Written problem
Copy out everything from the start of the material down to the line that contains "histogram-bar bbox=[427, 388, 438, 390]", including that line.

[Layout region records]
<<<<

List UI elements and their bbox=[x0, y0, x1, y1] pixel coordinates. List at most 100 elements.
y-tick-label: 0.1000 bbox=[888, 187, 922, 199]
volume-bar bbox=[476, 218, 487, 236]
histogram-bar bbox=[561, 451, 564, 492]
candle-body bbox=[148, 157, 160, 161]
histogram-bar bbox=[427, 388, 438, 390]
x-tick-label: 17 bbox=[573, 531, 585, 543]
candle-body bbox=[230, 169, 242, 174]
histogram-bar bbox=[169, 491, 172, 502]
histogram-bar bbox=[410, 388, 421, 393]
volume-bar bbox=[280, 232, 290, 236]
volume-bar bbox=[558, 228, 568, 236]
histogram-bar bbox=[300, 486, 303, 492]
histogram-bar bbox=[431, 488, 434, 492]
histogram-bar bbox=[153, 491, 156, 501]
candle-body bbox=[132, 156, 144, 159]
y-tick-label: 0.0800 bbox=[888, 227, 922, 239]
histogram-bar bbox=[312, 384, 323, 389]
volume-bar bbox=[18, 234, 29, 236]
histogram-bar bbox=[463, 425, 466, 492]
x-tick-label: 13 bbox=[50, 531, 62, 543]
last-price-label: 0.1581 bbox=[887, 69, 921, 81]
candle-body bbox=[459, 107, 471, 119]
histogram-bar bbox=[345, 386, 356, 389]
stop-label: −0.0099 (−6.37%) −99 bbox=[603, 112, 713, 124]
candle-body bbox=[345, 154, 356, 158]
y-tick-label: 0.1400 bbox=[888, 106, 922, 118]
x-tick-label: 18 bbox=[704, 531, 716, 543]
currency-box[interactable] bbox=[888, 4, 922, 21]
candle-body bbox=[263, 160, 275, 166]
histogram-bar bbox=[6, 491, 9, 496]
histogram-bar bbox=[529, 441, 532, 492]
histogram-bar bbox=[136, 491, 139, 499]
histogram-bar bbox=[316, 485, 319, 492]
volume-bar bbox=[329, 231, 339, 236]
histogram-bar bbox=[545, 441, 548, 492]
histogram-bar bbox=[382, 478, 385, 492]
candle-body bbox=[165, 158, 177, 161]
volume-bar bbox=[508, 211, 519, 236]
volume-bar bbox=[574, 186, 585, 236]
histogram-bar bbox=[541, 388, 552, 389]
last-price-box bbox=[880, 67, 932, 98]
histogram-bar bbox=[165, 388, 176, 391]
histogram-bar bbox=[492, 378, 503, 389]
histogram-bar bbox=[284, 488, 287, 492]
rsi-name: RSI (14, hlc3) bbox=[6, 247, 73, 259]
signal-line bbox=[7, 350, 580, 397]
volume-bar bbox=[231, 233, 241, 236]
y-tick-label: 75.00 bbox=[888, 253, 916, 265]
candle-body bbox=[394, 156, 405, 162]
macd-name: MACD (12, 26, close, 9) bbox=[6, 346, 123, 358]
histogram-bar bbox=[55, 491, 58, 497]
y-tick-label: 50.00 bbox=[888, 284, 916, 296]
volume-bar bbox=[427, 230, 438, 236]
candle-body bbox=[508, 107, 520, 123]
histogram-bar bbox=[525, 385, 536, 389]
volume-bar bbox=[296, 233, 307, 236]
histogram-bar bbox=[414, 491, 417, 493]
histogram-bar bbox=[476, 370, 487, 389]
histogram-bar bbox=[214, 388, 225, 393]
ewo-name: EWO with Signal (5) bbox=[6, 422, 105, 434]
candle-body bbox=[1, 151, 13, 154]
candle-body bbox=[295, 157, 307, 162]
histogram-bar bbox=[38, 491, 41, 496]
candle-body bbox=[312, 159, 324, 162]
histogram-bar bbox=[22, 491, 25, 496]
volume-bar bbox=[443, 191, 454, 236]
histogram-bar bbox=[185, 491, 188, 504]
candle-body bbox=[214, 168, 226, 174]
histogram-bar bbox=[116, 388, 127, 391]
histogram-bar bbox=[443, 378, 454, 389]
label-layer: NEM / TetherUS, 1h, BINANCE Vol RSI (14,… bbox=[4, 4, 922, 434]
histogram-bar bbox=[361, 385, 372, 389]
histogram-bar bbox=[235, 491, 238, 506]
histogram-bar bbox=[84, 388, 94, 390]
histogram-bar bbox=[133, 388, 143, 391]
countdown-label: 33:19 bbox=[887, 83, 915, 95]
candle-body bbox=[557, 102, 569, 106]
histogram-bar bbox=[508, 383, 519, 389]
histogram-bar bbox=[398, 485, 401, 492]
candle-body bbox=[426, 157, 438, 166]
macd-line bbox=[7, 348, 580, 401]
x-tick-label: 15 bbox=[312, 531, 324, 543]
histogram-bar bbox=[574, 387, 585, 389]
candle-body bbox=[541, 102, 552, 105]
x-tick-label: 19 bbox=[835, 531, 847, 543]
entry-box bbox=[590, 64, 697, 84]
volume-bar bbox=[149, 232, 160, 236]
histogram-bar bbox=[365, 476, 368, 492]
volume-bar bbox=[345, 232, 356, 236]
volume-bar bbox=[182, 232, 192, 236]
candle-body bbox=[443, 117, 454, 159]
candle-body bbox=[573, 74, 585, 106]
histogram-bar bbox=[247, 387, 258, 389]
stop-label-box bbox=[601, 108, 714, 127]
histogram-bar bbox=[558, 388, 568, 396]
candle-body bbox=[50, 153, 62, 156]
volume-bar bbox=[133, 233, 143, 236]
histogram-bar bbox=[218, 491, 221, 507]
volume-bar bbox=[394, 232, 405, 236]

>>>>

Written solution
List UI elements and their bbox=[x0, y0, x1, y1] pixel coordinates. List at most 100 elements.
y-tick-label: 0.1000 bbox=[888, 187, 922, 199]
volume-bar bbox=[476, 218, 487, 236]
histogram-bar bbox=[561, 451, 564, 492]
candle-body bbox=[148, 157, 160, 161]
histogram-bar bbox=[427, 388, 438, 390]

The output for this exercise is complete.